(Set exercise) Select from the records below every line that has the word "Output" in it.

(Dataset content)
• • • • • • •

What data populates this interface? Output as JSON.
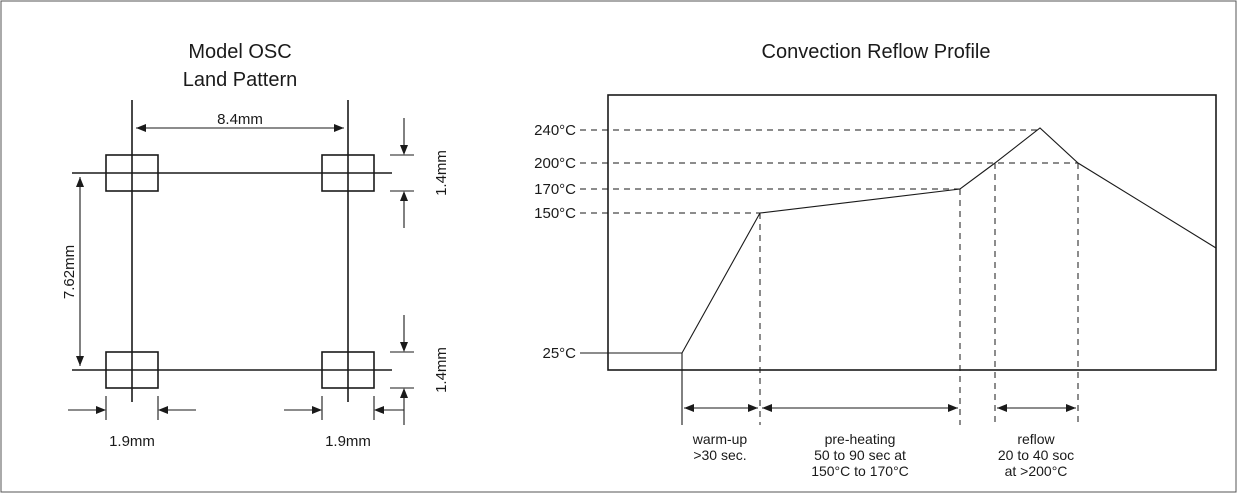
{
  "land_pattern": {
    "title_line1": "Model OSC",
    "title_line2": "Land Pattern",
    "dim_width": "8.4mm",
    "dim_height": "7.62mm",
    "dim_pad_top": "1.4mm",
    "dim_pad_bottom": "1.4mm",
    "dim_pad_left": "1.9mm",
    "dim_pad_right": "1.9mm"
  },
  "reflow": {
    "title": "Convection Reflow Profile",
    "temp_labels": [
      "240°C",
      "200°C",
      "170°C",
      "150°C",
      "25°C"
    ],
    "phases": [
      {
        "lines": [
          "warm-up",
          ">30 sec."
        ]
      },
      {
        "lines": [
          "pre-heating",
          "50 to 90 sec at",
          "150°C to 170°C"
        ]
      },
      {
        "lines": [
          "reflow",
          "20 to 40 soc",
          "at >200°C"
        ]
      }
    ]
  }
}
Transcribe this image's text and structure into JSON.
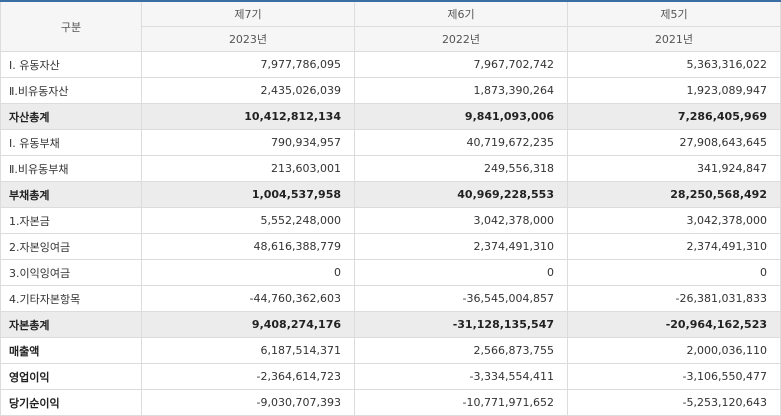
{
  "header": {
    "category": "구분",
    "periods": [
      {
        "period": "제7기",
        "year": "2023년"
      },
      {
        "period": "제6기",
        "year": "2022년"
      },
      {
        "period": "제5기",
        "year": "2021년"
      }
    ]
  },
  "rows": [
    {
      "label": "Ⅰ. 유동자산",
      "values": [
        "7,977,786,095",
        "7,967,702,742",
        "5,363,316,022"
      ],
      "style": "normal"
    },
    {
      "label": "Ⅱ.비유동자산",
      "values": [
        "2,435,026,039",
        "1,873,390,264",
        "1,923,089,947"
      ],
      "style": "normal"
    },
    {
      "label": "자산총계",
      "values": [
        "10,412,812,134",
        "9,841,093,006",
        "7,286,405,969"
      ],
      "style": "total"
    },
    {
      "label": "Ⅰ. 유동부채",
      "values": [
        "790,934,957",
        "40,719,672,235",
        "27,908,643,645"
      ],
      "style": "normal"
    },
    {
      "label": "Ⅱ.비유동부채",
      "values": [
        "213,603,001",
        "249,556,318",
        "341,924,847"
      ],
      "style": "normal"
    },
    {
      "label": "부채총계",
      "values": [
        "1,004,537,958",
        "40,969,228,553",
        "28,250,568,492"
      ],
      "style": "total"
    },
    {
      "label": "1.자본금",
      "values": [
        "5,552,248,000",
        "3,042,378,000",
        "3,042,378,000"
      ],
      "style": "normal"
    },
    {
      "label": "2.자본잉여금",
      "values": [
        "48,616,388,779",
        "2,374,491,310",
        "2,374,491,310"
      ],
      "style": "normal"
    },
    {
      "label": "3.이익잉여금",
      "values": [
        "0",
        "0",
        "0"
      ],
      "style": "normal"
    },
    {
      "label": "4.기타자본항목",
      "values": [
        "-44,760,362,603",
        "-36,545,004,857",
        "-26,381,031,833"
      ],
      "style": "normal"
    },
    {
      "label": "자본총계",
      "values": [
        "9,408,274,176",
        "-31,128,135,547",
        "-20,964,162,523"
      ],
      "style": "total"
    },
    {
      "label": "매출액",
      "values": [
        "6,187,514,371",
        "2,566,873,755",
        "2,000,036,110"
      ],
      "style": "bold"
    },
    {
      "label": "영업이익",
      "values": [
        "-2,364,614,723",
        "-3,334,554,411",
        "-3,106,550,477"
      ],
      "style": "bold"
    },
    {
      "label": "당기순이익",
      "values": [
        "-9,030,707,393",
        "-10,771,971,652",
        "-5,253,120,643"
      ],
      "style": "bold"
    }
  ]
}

• • • • • • •

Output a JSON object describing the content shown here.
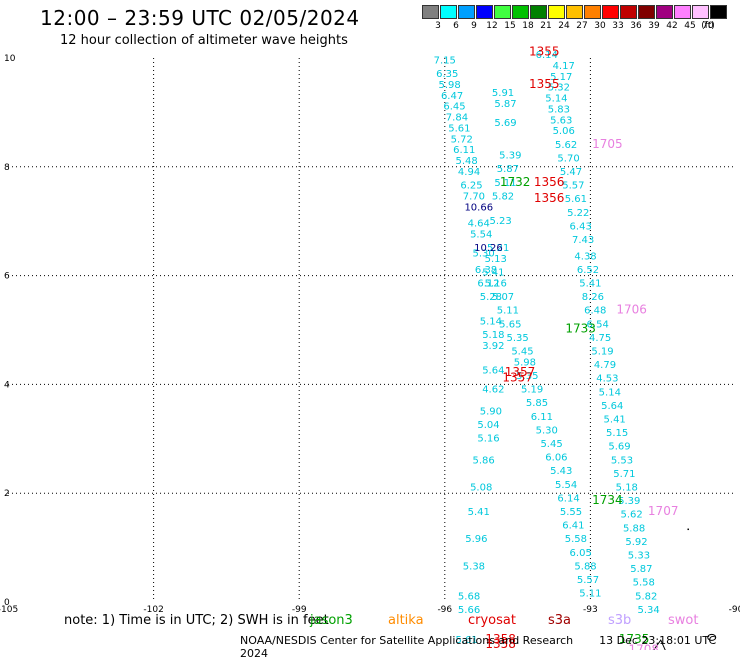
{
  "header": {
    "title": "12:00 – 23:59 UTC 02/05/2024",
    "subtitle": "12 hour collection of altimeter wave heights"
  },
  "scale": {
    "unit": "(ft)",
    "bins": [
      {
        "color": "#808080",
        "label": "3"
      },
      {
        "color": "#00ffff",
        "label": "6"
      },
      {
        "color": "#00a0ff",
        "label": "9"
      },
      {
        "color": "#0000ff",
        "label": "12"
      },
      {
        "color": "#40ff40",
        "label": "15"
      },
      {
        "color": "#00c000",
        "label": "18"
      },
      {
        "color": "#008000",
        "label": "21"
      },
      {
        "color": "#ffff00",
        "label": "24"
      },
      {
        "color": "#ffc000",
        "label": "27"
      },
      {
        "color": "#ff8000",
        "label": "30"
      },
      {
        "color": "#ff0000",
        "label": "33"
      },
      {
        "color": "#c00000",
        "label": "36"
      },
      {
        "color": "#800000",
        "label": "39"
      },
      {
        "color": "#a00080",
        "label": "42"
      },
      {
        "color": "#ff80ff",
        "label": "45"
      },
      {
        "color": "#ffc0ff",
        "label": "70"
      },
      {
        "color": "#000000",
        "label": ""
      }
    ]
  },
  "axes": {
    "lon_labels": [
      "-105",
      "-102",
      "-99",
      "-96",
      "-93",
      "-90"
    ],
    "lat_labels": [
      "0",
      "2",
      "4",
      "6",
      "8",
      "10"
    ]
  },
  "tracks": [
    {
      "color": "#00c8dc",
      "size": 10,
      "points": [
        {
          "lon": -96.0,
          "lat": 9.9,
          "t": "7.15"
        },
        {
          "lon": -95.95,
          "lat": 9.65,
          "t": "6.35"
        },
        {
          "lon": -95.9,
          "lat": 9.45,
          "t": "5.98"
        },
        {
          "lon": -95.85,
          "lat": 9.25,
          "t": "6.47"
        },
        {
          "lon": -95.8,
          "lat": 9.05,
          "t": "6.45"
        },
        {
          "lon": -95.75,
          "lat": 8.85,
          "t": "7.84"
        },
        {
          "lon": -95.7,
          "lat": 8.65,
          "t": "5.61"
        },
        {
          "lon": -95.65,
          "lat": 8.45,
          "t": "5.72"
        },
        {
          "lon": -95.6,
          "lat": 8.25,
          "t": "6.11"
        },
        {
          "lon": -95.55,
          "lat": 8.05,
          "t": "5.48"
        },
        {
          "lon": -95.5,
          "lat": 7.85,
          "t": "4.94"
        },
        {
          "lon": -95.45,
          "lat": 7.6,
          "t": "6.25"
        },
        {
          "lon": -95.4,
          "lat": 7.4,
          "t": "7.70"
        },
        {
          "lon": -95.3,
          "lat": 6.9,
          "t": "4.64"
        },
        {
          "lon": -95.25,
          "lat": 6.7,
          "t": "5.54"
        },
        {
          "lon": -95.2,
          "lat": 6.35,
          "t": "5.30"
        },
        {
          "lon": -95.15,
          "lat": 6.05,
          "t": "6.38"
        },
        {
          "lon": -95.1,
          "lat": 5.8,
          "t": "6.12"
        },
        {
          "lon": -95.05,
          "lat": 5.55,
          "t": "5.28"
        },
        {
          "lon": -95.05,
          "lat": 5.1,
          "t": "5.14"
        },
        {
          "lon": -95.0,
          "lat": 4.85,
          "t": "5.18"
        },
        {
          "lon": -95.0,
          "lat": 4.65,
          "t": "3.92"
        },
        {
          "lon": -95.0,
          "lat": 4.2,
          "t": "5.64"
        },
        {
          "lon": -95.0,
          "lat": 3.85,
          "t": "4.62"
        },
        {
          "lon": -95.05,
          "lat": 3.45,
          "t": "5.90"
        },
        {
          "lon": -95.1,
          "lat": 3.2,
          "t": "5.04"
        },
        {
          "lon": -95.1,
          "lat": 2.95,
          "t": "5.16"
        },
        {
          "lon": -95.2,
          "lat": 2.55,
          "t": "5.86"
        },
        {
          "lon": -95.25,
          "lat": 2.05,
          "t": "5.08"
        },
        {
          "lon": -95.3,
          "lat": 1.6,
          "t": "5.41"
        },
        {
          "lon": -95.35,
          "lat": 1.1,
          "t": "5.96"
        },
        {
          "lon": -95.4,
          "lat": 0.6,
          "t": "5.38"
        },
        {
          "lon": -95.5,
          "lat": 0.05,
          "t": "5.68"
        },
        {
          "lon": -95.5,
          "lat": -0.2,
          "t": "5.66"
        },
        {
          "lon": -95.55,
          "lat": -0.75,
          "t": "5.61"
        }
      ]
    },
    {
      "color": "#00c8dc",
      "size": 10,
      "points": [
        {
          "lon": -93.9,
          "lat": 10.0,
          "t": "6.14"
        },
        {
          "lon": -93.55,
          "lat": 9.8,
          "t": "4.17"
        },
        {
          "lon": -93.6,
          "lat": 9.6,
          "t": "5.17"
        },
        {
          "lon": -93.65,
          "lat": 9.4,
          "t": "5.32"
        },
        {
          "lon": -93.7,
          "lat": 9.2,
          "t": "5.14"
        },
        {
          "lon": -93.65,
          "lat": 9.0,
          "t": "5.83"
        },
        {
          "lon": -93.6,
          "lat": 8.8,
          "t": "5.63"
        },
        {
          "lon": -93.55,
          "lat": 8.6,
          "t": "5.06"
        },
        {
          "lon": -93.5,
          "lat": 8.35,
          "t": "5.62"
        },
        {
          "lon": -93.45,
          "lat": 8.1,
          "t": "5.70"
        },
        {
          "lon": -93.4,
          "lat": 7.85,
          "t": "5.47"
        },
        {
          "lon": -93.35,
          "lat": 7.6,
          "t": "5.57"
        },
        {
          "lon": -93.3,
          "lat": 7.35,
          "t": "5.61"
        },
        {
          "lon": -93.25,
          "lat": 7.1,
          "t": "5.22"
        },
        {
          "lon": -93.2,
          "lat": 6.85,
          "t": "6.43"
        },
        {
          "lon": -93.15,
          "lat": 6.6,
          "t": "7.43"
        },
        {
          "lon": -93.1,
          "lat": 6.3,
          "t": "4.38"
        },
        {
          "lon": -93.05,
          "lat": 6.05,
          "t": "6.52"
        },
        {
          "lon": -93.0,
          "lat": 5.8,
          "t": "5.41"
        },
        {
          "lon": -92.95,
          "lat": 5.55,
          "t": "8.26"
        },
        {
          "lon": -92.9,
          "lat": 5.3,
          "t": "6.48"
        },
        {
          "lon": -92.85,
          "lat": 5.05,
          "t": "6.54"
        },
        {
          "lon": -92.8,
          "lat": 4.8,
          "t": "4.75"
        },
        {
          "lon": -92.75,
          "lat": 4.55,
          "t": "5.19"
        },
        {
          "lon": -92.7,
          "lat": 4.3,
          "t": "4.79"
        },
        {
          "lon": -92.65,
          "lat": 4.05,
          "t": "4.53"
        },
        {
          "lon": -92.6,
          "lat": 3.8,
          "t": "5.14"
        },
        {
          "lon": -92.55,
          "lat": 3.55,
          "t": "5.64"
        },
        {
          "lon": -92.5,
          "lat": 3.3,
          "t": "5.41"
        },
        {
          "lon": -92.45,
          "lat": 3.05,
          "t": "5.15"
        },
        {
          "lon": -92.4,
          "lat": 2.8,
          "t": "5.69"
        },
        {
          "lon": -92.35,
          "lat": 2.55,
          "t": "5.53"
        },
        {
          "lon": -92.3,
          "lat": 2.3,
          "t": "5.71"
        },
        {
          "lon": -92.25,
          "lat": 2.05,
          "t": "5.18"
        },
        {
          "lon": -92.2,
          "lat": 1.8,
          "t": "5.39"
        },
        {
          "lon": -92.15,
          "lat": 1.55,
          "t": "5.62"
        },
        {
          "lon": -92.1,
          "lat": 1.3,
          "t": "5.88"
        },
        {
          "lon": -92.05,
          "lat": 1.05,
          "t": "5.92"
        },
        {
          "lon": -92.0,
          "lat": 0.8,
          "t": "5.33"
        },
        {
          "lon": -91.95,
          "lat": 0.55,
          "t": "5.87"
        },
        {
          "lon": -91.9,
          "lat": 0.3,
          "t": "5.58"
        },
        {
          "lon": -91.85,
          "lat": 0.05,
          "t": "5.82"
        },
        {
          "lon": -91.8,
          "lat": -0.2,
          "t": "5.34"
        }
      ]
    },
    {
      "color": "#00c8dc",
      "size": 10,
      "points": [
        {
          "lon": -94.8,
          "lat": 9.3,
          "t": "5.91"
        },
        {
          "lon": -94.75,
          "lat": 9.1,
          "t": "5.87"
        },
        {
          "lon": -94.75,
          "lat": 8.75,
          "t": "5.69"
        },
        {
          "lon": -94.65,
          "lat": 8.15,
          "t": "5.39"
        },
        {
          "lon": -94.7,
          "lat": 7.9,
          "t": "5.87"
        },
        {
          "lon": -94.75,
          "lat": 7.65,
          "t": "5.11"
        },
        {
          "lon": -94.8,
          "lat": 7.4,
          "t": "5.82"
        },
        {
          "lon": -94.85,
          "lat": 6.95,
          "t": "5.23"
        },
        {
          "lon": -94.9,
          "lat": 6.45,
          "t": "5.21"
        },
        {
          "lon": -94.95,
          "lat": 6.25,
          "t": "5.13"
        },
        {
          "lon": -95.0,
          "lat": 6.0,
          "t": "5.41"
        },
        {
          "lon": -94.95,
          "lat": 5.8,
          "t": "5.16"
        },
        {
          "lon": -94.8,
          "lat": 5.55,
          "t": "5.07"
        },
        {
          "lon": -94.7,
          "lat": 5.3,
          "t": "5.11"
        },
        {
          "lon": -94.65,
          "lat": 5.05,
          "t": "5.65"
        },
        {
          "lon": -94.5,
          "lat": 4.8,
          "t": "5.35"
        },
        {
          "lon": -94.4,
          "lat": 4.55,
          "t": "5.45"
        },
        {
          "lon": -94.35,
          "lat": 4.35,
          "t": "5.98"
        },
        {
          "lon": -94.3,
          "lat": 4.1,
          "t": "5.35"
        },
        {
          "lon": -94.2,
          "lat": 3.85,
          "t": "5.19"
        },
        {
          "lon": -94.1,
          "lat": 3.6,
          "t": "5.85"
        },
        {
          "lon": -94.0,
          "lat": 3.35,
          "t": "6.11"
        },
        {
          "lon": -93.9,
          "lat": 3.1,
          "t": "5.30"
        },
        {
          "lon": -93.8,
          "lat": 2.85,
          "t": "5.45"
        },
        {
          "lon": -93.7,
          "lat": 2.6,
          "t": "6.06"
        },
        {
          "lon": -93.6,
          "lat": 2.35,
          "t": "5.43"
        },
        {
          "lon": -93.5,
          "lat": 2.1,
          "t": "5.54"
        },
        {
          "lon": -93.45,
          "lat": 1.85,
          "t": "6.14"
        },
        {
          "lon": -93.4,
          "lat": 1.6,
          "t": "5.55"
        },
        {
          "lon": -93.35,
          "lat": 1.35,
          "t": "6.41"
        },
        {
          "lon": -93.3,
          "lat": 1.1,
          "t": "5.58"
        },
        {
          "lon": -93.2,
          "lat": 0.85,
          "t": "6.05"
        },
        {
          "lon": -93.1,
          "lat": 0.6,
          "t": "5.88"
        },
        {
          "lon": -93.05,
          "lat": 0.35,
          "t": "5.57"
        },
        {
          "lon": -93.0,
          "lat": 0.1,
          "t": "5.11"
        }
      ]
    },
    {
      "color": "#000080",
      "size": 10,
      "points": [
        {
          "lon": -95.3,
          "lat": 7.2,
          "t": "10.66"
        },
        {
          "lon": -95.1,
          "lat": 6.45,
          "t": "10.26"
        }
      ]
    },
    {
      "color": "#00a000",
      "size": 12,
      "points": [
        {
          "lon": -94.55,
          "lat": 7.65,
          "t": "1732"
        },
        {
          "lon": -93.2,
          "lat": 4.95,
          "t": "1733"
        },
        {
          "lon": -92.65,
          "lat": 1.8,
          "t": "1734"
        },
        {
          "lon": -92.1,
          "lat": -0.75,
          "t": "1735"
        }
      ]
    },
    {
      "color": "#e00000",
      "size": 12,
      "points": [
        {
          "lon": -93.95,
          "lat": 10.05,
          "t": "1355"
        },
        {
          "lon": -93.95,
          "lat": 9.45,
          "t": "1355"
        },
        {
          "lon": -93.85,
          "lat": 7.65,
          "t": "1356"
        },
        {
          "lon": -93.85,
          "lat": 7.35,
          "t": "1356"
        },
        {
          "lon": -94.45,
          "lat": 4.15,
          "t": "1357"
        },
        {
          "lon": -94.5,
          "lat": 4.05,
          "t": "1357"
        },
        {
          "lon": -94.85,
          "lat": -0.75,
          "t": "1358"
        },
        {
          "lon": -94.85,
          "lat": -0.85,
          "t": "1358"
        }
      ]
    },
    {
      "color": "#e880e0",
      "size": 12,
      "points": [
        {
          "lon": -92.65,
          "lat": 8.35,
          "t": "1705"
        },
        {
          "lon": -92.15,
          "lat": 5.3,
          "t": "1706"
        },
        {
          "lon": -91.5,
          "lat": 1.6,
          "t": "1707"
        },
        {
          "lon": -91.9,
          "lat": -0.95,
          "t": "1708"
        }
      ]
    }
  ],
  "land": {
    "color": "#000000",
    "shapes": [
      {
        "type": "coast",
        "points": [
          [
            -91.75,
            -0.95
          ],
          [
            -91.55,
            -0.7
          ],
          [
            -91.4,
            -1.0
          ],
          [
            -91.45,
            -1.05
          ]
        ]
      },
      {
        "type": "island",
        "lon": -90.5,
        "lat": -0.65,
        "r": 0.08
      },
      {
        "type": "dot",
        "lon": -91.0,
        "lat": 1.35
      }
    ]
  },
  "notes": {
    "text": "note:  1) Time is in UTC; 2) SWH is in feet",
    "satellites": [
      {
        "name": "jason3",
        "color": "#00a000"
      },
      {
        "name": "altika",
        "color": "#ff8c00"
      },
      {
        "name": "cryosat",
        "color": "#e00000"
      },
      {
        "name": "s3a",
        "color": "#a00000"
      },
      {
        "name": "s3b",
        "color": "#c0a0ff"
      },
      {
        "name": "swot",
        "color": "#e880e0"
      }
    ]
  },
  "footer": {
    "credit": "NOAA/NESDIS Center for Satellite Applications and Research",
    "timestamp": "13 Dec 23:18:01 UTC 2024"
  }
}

• • • • • • •

(Answer below)
What data populates this interface? Output as JSON.
Output a JSON object describing the content shown here.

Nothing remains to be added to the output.